>>

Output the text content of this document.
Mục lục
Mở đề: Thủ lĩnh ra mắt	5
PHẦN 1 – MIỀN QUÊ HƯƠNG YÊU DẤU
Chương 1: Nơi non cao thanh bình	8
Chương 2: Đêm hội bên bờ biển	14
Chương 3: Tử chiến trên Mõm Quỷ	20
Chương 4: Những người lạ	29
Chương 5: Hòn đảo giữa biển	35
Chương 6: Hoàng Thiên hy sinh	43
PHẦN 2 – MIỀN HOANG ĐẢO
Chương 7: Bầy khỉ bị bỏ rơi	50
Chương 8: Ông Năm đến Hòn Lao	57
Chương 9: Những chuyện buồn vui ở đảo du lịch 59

<<

• INSTRUCTIONS FOR THE TASK: Type out the full listing again, exactly as given.

• EXERCISE SOLUTION:
Output the text content of this document.
Mục lục
Mở đề: Thủ lĩnh ra mắt	5
PHẦN 1 – MIỀN QUÊ HƯƠNG YÊU DẤU
Chương 1: Nơi non cao thanh bình	8
Chương 2: Đêm hội bên bờ biển	14
Chương 3: Tử chiến trên Mõm Quỷ	20
Chương 4: Những người lạ	29
Chương 5: Hòn đảo giữa biển	35
Chương 6: Hoàng Thiên hy sinh	43
PHẦN 2 – MIỀN HOANG ĐẢO
Chương 7: Bầy khỉ bị bỏ rơi	50
Chương 8: Ông Năm đến Hòn Lao	57
Chương 9: Những chuyện buồn vui ở đảo du lịch 59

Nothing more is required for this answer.